* [SET PROBLEM]:
Repeat all the records exactly, omitting pictures.

#### RECORDS FOR THIS EXERCISE

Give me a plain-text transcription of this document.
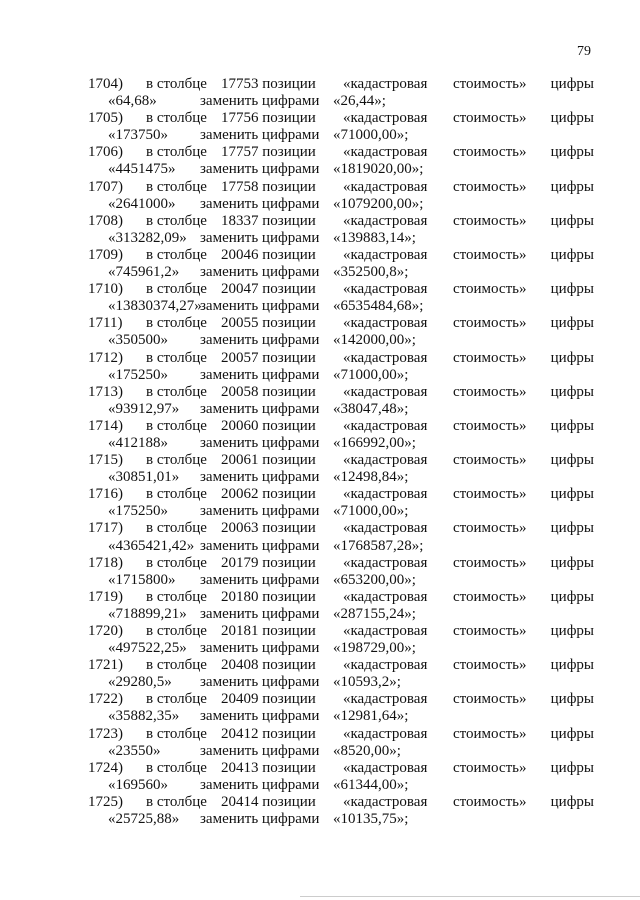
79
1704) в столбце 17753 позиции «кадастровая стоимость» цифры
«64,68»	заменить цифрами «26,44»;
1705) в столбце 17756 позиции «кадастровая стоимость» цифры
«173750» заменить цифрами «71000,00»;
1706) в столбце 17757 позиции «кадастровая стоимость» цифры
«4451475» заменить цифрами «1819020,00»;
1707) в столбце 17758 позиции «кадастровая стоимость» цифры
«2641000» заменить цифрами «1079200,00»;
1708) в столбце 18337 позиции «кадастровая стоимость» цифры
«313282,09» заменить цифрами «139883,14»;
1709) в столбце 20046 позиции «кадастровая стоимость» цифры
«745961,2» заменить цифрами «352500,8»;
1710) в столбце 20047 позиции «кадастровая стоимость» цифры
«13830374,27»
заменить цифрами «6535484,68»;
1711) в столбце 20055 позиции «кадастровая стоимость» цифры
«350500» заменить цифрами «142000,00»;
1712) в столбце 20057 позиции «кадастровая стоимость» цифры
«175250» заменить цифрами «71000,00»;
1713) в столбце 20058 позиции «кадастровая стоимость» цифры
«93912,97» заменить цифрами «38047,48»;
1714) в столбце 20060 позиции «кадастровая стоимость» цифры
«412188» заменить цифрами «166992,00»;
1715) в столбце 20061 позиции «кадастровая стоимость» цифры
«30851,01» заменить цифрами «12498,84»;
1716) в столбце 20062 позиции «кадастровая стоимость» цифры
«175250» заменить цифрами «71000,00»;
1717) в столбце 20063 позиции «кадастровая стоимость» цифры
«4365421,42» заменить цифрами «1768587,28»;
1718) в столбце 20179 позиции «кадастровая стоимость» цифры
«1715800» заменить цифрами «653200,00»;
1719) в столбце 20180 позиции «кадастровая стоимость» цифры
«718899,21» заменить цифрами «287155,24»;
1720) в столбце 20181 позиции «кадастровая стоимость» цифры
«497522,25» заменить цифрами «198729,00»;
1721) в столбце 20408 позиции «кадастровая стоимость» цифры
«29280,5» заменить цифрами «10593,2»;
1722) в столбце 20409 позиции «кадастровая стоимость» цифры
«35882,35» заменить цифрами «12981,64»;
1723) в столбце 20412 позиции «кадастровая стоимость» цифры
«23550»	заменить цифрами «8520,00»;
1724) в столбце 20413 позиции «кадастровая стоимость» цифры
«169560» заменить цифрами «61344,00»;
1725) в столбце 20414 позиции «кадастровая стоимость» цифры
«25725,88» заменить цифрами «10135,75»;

########

* [RESPONSE TO THIS EXERCISE]:
Give me a plain-text transcription of this document.
79
1704) в столбце 17753 позиции «кадастровая стоимость» цифры
«64,68»	заменить цифрами «26,44»;
1705) в столбце 17756 позиции «кадастровая стоимость» цифры
«173750» заменить цифрами «71000,00»;
1706) в столбце 17757 позиции «кадастровая стоимость» цифры
«4451475» заменить цифрами «1819020,00»;
1707) в столбце 17758 позиции «кадастровая стоимость» цифры
«2641000» заменить цифрами «1079200,00»;
1708) в столбце 18337 позиции «кадастровая стоимость» цифры
«313282,09» заменить цифрами «139883,14»;
1709) в столбце 20046 позиции «кадастровая стоимость» цифры
«745961,2» заменить цифрами «352500,8»;
1710) в столбце 20047 позиции «кадастровая стоимость» цифры
«13830374,27»
заменить цифрами «6535484,68»;
1711) в столбце 20055 позиции «кадастровая стоимость» цифры
«350500» заменить цифрами «142000,00»;
1712) в столбце 20057 позиции «кадастровая стоимость» цифры
«175250» заменить цифрами «71000,00»;
1713) в столбце 20058 позиции «кадастровая стоимость» цифры
«93912,97» заменить цифрами «38047,48»;
1714) в столбце 20060 позиции «кадастровая стоимость» цифры
«412188» заменить цифрами «166992,00»;
1715) в столбце 20061 позиции «кадастровая стоимость» цифры
«30851,01» заменить цифрами «12498,84»;
1716) в столбце 20062 позиции «кадастровая стоимость» цифры
«175250» заменить цифрами «71000,00»;
1717) в столбце 20063 позиции «кадастровая стоимость» цифры
«4365421,42» заменить цифрами «1768587,28»;
1718) в столбце 20179 позиции «кадастровая стоимость» цифры
«1715800» заменить цифрами «653200,00»;
1719) в столбце 20180 позиции «кадастровая стоимость» цифры
«718899,21» заменить цифрами «287155,24»;
1720) в столбце 20181 позиции «кадастровая стоимость» цифры
«497522,25» заменить цифрами «198729,00»;
1721) в столбце 20408 позиции «кадастровая стоимость» цифры
«29280,5» заменить цифрами «10593,2»;
1722) в столбце 20409 позиции «кадастровая стоимость» цифры
«35882,35» заменить цифрами «12981,64»;
1723) в столбце 20412 позиции «кадастровая стоимость» цифры
«23550»	заменить цифрами «8520,00»;
1724) в столбце 20413 позиции «кадастровая стоимость» цифры
«169560» заменить цифрами «61344,00»;
1725) в столбце 20414 позиции «кадастровая стоимость» цифры
«25725,88» заменить цифрами «10135,75»;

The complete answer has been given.